• TASK REQUIREMENTS
Below are the records. State how many of their lines hold the word "paiseisiin", and add nothing else.
BEGIN INFORMATION PROVIDED
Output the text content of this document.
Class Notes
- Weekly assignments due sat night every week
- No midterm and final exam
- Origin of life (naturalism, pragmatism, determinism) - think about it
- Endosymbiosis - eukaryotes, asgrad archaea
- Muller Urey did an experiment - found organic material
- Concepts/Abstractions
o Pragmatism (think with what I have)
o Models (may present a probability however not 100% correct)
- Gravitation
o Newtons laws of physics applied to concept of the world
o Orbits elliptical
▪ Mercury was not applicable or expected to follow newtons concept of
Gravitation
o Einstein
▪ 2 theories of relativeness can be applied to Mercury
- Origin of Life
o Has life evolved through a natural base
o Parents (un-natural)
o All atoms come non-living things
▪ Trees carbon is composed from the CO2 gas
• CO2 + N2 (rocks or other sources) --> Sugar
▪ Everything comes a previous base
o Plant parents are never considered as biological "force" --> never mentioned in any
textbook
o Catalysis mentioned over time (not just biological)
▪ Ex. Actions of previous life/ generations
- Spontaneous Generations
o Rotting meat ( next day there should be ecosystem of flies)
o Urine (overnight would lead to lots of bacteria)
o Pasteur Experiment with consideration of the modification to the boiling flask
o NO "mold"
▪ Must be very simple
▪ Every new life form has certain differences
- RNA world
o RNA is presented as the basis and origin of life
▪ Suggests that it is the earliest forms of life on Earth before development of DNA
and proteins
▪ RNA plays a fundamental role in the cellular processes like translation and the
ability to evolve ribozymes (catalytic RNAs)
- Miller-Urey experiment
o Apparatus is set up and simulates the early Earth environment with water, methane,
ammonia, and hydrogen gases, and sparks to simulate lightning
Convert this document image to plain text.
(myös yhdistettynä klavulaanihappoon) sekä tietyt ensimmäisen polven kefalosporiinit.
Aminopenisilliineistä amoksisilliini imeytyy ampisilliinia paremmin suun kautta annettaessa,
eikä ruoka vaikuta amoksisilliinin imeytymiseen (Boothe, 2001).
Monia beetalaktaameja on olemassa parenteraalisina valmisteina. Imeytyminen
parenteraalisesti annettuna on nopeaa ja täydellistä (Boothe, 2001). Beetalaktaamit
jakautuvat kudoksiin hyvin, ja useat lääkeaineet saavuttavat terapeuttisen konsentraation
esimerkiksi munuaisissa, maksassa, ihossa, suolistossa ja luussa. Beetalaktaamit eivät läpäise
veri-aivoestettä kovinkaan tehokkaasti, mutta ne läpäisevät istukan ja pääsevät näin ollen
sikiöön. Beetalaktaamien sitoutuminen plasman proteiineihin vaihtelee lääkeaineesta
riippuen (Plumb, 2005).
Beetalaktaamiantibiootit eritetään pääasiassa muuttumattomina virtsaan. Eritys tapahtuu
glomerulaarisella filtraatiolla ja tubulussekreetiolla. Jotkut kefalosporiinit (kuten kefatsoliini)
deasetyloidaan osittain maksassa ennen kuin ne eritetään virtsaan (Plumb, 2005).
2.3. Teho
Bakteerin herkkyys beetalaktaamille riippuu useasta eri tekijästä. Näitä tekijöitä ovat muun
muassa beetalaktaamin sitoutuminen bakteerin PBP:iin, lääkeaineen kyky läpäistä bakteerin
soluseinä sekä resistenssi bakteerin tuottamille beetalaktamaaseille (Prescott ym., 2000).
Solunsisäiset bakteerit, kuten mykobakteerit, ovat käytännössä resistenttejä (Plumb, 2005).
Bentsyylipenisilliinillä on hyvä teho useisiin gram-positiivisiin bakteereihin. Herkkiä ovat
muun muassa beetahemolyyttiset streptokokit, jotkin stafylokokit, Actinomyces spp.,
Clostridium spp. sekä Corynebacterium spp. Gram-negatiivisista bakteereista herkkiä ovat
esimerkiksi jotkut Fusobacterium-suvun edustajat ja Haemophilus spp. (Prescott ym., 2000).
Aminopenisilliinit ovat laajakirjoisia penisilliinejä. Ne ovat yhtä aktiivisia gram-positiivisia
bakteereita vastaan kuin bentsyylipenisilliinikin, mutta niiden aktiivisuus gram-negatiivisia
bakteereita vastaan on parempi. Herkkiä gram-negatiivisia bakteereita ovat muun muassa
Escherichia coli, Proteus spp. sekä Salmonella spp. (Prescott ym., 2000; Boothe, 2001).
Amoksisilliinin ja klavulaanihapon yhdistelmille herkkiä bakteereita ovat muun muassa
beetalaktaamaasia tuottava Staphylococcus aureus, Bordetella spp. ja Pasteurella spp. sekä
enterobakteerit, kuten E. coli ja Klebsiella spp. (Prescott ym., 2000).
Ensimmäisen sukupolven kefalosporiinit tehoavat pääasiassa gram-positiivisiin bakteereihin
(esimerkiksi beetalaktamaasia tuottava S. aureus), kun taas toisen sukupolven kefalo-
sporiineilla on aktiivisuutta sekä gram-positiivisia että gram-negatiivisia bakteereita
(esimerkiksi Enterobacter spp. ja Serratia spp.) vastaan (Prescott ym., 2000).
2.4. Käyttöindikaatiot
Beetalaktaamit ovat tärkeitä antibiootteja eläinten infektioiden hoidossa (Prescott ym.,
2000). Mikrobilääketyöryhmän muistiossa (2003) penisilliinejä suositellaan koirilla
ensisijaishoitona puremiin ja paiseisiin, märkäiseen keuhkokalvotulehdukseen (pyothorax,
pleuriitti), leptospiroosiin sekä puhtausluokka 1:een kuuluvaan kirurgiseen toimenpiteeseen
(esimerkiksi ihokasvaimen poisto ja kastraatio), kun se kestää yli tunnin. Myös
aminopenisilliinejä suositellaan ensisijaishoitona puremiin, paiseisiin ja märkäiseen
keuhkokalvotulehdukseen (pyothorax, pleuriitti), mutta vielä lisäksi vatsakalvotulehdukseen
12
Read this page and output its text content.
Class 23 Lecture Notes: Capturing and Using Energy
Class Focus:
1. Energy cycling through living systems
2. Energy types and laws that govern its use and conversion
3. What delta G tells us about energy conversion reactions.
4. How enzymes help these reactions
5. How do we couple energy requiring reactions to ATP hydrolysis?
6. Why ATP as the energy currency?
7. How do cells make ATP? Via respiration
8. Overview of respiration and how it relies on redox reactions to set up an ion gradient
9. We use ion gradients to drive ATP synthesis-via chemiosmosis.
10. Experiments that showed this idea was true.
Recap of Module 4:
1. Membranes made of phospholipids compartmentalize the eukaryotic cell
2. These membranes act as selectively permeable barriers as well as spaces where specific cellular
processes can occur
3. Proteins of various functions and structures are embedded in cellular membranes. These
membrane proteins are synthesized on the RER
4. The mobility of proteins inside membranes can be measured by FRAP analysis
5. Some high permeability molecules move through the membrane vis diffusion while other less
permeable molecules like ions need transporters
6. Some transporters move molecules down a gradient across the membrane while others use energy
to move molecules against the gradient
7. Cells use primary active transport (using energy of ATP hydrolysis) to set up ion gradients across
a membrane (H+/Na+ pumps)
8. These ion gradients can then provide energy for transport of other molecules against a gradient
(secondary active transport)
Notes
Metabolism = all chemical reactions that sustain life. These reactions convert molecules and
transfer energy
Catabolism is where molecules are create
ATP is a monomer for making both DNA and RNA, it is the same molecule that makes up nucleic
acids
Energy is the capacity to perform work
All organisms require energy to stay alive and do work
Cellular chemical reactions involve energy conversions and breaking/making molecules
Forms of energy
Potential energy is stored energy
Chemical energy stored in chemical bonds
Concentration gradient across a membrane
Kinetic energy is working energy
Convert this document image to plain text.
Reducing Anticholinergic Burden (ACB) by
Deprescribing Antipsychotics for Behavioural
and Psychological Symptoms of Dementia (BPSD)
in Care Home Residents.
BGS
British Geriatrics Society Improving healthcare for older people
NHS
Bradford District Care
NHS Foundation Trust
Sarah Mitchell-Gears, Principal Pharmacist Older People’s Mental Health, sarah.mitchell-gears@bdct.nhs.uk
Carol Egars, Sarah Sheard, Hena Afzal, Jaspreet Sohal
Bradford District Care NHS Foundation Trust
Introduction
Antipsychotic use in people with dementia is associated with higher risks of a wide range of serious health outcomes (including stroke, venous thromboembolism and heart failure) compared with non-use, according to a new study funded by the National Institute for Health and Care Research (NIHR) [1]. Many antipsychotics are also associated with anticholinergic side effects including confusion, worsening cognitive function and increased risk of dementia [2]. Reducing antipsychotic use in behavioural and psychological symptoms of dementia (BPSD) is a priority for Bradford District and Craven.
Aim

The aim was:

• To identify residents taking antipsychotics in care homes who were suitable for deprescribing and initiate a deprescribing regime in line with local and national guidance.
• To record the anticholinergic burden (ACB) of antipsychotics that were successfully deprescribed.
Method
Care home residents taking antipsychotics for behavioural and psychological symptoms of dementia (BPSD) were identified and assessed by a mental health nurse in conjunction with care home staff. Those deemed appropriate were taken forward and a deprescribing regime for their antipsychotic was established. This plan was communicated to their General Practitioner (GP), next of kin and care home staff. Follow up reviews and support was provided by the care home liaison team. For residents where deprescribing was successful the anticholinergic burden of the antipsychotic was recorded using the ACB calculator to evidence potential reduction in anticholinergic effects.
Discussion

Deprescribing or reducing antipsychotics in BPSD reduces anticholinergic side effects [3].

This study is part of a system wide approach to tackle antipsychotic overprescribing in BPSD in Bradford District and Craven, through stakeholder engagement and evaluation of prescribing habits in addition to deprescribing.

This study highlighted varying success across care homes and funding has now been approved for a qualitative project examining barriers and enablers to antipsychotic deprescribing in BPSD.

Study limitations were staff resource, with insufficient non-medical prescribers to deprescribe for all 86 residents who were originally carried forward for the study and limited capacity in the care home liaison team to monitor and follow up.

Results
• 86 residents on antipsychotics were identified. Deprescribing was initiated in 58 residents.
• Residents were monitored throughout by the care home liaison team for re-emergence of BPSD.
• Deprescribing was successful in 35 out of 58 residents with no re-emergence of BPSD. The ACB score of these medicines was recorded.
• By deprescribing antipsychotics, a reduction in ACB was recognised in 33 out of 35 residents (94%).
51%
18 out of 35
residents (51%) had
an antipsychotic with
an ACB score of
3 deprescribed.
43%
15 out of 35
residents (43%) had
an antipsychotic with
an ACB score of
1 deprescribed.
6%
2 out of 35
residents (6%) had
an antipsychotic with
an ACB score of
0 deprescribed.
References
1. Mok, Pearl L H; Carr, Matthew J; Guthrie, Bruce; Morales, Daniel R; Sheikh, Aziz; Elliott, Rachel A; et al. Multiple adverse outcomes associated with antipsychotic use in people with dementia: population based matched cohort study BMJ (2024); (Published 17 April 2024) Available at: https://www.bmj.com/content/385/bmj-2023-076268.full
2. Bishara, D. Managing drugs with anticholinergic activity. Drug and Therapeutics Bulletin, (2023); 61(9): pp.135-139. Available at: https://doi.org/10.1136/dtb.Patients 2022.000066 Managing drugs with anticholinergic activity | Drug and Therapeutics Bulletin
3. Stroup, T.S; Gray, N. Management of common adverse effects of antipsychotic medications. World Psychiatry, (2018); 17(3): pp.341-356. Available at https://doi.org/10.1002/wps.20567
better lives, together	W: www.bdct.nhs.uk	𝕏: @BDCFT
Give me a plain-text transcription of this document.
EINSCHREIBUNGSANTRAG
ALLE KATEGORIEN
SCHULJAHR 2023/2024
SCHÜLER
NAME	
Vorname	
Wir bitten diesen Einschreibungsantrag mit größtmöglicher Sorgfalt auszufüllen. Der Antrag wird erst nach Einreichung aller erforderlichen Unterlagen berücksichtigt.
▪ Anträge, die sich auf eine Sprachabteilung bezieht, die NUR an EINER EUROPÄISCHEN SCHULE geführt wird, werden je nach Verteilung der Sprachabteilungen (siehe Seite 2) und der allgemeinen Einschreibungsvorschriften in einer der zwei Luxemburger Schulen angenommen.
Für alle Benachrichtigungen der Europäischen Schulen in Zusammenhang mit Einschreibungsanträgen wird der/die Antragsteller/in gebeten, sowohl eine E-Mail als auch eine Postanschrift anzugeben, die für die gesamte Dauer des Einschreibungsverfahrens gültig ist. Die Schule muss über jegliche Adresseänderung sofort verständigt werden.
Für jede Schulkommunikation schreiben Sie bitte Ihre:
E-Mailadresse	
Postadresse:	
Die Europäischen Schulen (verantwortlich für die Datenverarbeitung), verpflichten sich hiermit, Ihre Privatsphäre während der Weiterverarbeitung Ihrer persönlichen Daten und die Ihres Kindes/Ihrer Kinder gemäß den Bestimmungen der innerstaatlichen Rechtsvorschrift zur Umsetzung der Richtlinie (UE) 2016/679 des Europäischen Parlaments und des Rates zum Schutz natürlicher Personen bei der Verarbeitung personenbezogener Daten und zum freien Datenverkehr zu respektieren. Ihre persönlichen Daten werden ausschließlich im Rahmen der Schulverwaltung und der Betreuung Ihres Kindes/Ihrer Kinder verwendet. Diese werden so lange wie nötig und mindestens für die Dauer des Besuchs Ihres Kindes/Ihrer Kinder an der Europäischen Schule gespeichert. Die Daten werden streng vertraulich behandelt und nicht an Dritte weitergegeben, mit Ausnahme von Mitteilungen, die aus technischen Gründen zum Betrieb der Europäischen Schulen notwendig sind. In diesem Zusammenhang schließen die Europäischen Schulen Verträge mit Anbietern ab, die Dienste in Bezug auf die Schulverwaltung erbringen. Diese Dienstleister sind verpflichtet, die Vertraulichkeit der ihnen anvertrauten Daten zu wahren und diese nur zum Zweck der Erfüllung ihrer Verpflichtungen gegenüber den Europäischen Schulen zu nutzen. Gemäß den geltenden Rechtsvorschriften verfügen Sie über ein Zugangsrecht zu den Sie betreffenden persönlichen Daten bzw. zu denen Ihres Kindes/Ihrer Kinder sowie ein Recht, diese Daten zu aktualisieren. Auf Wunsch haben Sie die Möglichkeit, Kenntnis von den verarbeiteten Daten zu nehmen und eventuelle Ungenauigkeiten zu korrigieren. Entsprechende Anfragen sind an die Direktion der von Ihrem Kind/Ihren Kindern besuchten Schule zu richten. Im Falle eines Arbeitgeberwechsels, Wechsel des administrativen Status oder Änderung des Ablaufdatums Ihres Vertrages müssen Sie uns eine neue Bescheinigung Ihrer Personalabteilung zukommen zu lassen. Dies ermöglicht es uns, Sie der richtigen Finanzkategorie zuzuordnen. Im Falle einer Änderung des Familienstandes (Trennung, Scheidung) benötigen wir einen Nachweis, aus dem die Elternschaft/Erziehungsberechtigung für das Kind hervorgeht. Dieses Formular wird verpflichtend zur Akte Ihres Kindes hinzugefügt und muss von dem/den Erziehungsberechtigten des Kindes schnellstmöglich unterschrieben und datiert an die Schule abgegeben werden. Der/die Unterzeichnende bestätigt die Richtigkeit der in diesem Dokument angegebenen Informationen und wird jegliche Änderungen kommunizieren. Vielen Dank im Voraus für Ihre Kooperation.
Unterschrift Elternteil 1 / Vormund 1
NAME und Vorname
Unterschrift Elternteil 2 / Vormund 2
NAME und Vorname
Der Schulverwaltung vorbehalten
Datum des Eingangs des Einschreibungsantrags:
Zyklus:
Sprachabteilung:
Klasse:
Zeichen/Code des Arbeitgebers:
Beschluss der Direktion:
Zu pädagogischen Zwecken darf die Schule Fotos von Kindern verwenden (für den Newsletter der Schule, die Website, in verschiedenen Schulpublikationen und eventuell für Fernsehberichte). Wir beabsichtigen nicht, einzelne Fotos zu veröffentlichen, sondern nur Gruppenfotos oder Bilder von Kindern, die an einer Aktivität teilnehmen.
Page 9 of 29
END INFORMATION PROVIDED
• REPLY TO THE EXERCISE
2